● Items from a dataset:
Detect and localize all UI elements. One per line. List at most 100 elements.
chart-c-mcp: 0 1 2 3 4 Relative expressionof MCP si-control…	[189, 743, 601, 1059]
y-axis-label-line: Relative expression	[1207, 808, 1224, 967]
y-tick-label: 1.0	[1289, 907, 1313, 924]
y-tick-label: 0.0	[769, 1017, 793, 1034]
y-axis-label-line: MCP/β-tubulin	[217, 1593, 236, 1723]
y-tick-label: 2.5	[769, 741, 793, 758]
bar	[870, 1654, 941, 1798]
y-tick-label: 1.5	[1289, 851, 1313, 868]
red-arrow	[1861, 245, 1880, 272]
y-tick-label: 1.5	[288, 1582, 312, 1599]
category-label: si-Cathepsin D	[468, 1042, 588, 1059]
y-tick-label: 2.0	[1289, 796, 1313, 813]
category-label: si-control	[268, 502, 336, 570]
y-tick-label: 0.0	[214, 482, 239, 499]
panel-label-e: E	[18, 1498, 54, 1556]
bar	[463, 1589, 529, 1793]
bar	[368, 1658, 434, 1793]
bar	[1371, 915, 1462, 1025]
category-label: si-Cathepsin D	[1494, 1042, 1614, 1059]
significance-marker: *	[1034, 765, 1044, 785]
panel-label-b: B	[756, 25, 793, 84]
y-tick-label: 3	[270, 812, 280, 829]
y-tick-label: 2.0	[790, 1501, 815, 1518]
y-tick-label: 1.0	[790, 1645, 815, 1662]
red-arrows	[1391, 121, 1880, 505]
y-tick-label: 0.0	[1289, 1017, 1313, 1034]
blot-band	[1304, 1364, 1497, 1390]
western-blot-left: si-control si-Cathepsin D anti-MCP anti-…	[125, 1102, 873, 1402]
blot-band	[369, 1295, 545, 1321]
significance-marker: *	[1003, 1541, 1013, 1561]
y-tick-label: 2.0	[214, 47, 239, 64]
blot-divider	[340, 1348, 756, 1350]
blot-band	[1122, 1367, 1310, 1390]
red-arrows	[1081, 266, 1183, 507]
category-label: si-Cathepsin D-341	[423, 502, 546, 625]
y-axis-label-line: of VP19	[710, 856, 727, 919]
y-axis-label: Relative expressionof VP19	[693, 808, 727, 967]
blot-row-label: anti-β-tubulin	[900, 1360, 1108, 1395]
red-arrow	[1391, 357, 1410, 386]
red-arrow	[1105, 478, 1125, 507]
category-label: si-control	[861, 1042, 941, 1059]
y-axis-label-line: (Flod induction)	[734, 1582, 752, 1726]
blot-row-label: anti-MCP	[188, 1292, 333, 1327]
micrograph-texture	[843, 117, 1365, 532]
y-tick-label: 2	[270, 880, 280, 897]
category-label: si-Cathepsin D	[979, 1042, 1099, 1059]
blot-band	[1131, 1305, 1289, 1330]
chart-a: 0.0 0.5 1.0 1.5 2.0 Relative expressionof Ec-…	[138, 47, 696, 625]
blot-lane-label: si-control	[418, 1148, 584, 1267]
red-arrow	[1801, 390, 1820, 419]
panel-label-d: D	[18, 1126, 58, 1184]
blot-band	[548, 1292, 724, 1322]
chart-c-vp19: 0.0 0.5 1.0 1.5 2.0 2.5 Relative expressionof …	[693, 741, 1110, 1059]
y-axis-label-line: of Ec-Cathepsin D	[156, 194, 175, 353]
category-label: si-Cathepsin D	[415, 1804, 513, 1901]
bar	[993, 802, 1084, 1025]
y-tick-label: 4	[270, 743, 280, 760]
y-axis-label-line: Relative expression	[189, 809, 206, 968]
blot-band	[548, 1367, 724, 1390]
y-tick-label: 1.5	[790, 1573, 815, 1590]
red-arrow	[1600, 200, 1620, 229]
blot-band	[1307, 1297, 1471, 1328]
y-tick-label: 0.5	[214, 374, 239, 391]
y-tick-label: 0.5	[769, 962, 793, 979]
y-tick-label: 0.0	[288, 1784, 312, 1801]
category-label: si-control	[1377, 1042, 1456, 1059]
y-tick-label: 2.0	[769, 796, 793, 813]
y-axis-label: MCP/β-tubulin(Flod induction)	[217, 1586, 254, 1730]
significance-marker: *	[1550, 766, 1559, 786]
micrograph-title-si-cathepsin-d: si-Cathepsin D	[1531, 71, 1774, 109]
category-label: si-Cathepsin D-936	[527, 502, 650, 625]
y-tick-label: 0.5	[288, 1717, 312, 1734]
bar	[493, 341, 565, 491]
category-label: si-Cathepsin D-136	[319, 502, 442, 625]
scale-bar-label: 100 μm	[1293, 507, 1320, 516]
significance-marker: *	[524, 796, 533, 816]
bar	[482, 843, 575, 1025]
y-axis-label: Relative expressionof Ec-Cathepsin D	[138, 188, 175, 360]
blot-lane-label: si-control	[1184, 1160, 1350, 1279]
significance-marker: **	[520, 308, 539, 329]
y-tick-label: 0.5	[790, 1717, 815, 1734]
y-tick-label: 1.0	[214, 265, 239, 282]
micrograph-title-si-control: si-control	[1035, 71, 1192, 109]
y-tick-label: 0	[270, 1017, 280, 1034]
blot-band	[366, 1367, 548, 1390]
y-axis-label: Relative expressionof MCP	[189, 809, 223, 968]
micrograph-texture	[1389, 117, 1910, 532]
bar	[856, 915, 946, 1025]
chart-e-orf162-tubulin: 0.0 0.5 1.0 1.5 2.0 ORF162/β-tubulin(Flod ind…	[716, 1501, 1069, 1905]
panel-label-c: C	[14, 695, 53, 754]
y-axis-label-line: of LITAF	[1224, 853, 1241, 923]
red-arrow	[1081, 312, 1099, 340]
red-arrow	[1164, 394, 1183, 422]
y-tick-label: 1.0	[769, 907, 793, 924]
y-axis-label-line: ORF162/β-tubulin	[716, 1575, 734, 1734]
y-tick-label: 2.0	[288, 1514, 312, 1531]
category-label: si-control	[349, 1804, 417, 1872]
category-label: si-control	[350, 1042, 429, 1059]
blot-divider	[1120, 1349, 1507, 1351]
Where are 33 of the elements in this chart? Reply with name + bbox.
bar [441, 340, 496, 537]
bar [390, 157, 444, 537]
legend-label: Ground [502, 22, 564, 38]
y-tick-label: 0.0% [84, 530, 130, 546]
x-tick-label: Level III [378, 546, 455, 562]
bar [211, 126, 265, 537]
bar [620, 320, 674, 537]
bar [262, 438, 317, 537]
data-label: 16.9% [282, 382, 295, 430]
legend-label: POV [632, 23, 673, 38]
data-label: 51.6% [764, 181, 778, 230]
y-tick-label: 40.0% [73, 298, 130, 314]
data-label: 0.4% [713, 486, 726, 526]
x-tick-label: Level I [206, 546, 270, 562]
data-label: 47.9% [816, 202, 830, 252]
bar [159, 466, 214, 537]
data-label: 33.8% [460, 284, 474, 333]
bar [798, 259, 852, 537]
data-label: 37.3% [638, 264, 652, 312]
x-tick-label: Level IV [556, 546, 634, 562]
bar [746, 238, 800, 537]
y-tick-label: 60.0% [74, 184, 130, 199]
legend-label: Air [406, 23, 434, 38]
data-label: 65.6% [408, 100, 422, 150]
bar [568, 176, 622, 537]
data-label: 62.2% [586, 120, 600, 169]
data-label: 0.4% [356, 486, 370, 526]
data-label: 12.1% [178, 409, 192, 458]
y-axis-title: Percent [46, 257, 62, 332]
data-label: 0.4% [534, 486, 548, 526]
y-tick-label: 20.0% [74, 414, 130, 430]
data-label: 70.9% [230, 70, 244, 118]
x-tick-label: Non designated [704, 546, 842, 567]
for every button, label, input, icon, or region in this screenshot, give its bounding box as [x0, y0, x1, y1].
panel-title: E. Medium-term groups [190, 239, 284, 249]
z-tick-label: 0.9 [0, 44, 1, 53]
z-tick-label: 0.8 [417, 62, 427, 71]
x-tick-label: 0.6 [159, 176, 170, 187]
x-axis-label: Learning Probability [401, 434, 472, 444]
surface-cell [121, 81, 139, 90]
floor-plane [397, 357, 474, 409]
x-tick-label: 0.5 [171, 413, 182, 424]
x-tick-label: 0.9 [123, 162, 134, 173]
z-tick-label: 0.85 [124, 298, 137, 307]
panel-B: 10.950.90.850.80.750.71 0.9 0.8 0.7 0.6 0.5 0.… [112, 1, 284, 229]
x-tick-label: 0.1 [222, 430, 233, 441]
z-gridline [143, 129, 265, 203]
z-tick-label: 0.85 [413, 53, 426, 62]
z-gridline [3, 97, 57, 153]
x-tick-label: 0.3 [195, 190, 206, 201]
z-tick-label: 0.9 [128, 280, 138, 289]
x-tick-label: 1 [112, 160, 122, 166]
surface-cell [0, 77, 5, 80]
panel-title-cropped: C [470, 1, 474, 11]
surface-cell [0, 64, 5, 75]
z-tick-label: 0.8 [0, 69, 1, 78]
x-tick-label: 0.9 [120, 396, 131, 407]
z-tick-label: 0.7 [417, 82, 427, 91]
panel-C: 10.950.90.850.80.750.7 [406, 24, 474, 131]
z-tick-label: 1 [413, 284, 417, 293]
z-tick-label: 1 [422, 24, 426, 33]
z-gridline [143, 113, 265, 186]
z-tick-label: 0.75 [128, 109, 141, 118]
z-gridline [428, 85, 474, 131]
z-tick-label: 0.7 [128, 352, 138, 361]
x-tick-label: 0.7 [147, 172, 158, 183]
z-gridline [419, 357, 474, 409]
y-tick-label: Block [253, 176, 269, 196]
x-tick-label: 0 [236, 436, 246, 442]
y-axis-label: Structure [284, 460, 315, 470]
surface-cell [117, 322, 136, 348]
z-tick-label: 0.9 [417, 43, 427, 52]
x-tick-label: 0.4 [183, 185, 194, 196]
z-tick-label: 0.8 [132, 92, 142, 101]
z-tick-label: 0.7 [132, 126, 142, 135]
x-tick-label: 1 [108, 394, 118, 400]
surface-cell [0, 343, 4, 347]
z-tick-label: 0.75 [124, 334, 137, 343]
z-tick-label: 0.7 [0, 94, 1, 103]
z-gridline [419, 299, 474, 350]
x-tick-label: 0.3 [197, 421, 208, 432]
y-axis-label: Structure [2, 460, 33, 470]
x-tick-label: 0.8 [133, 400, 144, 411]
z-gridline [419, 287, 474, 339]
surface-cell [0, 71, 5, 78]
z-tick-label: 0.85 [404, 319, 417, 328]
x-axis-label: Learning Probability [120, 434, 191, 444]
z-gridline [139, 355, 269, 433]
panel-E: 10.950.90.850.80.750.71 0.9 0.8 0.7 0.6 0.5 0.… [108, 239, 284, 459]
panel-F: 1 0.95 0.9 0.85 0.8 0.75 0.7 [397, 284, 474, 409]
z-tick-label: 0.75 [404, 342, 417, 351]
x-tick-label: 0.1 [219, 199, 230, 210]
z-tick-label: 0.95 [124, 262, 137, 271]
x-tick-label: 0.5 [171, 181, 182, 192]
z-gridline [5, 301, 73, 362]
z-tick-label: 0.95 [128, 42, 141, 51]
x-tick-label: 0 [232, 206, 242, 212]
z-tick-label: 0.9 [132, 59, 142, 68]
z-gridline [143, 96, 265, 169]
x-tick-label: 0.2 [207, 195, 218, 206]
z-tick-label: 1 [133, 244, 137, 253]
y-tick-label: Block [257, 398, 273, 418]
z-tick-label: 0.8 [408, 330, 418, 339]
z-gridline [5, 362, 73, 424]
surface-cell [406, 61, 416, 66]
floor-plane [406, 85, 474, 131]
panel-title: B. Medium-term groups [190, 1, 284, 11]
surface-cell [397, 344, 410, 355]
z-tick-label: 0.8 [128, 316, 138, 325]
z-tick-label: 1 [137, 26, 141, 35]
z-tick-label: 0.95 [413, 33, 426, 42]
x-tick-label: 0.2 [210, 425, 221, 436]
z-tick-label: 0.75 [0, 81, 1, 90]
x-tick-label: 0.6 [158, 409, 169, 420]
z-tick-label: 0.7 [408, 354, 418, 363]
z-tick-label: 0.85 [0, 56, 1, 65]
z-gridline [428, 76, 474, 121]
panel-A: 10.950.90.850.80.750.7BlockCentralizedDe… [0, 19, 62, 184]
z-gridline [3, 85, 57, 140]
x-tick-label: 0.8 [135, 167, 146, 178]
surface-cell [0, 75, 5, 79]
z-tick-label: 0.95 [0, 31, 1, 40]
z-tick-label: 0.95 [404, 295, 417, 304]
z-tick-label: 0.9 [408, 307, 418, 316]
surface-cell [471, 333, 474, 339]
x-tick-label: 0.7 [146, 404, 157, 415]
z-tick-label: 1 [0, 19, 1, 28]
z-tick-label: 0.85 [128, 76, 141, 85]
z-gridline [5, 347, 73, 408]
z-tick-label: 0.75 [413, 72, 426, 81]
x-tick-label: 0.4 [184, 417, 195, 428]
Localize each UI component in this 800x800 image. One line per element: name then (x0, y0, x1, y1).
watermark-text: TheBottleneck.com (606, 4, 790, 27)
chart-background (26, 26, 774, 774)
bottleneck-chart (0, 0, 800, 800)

● Do this: Pull out everything from the start of the items down to and including the line that contains "1017, 793, 1034]", and copy each line verbatim.

● Completed task:
Detect and localize all UI elements. One per line. List at most 100 elements.
chart-c-mcp: 0 1 2 3 4 Relative expressionof MCP si-control…	[189, 743, 601, 1059]
y-axis-label-line: Relative expression	[1207, 808, 1224, 967]
y-tick-label: 1.0	[1289, 907, 1313, 924]
y-tick-label: 0.0	[769, 1017, 793, 1034]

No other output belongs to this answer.